*Выбранный текст*:
********************

Охочекомонные казаки

Поделись знанием:
(перенаправлено с «Охотницкий полк»)
Перейти к: навигация, поиск

Охочекомонные казаки — конные казаки (охотники, современность — добровольцы) поступившие (принятые) на военную службу, разновидность казачества на Украине, образовавшаяся в силу устройства, данного польским королём С. Баторием, это разновидность нерегулярного войска, которое, в противоположность постоянным, реестровым или сечевым казакам (пехота), формировалось в военное время из числа населения, которое в межвоенное время вело жизнь мирных поселян и промышленников и имело лошадей.

Также имели название — компанейцы, так как состояли из компаний (рот). Компанейцы или лёгкая конница при малороссийских гетманах, впоследствии три полка, 1775 году были преобразованы в регулярные легкоконные полки Русской армии (киевский, черниговский и северский).

Охочекомонное казачье войско состояло из охочекомонных (или компанейских) полков, формировавшихся по территориально-милиционному принципу и возглавляемых охочекомонными полковниками.





Этимология

Первая половина слова охочекомонный происходит от основы хотеть, охота (в смысле желание), а вторая от древнерусского комонь, то есть конь. Следовательно, охочекомонные казаки — это те, кто по своей охоте садятся на коней (идут на войну).

Или же таковых воинов-добровольцев называли компанейцами, то есть — те, кто вступает в войско, выступает в поход только во (или на) время военной кампании.

Охочекомонные (компанейские) полки

«Охотницкие» (компанейские и сердюцкие) казацкие полки существовали в Малороссии в XVII—XVIII веках. Появление их приурочивается к разному времени: по Костомарову, Бодянскому и Максимовичу — к временам Богдана Хмельницкого, по Маркевичу, Кулишу и Соловьеву — к 1669 году, по Чарповскому — ко времени гетмана Демьяна Многогрешного, который имел компанейский полк в 1 000 человек. Официальной датой образования компанейских полков считается 30 августа 1668 года.[1].

В 1696 году, киевский воевода князь Барятинский получил от стародубского жителя Суслова письмо, в котором тот пишет: «Начальные люди теперь в войске малороссийском все поляки. При Обидовском, племяннике Мазепы, нет ни одного слуги казака. У казаков жалоба великая на гетманов, полковников и сотников, что для искоренения старых казаков, прежние вольности их все отняли, обратили их себе в подданство, земли все по себе разобрали. Из которого села прежде на службу выходило казаков по полтораста, теперь выходит только человек по пяти или по шести. Гетман держит у себя в милости и призрении только полки охотницкие, компанейские и сердюцкие, надеясь на их верность и в этих полках нет ни одного человека природного казака, все поляки …»

— С. М. Соловьев — «Исторія Россіи», т. XIV. М 1962, кн. VII, стр. 597-598

Таким образом, охочекомонные полки это конные полки, составленные из охотников (как до революции в России называли добровольцев).

Как свидетельствует энциклопедия Брокгауза и Ефрона[2], они содержались на жалованье и имели зеленые казацкие мундиры.

Впоследствии из охочекомонных составили полки, названные компанейскими[3].

********************

*Предоставленные материалы*:
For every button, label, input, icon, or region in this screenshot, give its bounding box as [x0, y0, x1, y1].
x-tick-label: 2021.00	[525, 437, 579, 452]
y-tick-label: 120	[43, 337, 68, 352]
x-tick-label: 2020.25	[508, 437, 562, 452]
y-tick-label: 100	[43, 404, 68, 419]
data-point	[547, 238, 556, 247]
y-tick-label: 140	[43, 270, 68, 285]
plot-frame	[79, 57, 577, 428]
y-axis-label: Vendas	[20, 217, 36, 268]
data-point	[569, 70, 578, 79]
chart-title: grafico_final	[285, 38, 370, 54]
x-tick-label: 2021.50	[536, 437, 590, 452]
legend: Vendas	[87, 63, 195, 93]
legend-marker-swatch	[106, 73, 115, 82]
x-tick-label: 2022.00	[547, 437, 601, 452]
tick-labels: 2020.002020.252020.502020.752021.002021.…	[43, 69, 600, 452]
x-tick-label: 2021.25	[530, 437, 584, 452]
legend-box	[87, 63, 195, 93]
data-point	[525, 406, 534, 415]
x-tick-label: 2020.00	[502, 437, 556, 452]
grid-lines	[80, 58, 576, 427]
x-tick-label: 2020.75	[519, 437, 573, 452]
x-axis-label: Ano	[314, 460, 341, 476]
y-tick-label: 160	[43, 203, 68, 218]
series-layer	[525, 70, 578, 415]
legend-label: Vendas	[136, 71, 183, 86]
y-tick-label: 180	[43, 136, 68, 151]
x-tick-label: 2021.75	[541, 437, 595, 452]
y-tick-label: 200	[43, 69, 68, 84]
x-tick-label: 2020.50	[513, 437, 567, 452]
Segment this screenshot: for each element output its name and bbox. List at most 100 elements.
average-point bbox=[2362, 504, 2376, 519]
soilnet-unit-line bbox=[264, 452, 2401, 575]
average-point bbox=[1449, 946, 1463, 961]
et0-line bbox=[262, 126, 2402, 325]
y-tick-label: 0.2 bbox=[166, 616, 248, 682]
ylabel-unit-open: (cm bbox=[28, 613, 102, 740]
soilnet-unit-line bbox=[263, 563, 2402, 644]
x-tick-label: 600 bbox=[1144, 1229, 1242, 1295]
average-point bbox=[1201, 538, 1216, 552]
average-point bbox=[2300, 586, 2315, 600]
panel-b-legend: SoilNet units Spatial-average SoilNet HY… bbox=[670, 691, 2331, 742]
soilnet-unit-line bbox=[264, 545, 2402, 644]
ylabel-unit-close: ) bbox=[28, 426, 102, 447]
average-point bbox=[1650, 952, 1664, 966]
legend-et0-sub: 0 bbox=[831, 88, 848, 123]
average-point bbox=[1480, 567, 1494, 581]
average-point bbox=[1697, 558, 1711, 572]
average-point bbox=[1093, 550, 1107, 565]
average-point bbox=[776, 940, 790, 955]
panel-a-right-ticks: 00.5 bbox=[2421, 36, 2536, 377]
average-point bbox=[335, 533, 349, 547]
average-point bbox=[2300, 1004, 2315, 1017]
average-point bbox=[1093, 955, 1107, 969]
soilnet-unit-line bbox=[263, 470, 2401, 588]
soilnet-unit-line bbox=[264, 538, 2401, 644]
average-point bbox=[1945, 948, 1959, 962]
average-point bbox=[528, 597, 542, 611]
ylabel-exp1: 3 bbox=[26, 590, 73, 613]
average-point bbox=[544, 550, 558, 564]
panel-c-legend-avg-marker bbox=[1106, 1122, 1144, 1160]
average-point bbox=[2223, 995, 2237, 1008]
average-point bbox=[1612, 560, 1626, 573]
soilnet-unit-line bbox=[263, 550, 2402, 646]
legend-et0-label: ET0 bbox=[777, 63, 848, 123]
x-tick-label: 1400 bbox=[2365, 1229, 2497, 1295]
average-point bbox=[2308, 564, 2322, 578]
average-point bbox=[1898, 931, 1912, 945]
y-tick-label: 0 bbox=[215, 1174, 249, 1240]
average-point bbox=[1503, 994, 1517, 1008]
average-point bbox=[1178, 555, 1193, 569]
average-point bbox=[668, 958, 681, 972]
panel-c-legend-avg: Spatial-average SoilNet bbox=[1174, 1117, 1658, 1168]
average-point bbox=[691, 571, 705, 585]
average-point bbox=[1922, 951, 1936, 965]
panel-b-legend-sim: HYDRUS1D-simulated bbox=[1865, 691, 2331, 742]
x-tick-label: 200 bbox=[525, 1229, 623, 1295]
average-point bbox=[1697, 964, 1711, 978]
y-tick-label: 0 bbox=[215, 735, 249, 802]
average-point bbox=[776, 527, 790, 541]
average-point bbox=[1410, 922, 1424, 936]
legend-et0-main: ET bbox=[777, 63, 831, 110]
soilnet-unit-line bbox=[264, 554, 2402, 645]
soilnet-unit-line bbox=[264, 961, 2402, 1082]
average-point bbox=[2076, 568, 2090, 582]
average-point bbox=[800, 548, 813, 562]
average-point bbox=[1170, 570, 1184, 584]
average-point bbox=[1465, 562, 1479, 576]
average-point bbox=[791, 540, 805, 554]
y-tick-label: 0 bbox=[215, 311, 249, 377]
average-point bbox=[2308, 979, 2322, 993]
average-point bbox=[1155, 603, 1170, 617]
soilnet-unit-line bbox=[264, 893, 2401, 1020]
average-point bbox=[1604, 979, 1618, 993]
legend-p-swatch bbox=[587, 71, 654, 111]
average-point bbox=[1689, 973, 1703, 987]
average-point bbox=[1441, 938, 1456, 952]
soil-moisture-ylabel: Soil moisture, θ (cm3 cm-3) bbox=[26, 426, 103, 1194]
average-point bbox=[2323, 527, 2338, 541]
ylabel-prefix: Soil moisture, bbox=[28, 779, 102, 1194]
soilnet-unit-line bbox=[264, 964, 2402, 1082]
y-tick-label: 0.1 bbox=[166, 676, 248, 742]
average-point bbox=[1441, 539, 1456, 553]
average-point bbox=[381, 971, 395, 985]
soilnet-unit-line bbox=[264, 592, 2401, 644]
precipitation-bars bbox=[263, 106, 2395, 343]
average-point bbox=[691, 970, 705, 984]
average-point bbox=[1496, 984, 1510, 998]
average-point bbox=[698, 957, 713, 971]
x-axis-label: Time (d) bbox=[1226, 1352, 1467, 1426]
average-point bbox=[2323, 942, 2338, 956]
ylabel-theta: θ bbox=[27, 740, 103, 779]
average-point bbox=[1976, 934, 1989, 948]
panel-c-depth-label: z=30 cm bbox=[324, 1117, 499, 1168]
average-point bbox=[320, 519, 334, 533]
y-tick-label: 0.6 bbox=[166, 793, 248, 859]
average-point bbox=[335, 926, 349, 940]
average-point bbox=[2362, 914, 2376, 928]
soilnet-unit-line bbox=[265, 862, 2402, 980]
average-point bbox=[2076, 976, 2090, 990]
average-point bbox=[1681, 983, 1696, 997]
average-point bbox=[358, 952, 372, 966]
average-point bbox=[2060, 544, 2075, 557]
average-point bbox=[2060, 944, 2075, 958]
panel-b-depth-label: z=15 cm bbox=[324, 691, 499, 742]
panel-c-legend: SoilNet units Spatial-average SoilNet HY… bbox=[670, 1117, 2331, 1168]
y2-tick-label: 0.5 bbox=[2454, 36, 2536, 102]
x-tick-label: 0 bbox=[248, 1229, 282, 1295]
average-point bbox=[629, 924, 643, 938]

********************

*Задания*:
1) Ответьте на вопросы по тексту об охочекомонных казаках.
(a) В каком году компанейцы были преобразованы в регулярные легкоконные полки Русской армии?
(b) От какого древнерусского слова происходит вторая половина слова «охочекомонный»?
(c) Какая дата считается официальной датой образования компанейских полков?
2) Приведите продолжение текста об охочекомонных казаках, начиная сразу после его последнего предложения.

*Ответы к заданиям*:
1)
(a) В 1775 году.
(b) От слова «комонь», то есть конь.
(c) 30 августа 1668 года.

2)
«Охотницкие» казачьи полки никаким образом нельзя смешивать с казачьими полками, сформированными по «территориальному» принципу. Первые набирались самим гетманом из «охочих людей», не имели определенной территории, назывались по фамилиям полковников и содержались за счет сначала общевойсковой, а затем — государственной казны, вторые же были прикреплены к какой-либо местности, получали от неё своё название, комплектовались из местного населения и содержались за его счет.

Компанейские полки набирались из свободных молодых людей, способных к кавалерийской езде. Компанейцы составляли легкую кавалерию, вооружённую саблями, короткими ружьями и нагайками, называемыми канчуками[4].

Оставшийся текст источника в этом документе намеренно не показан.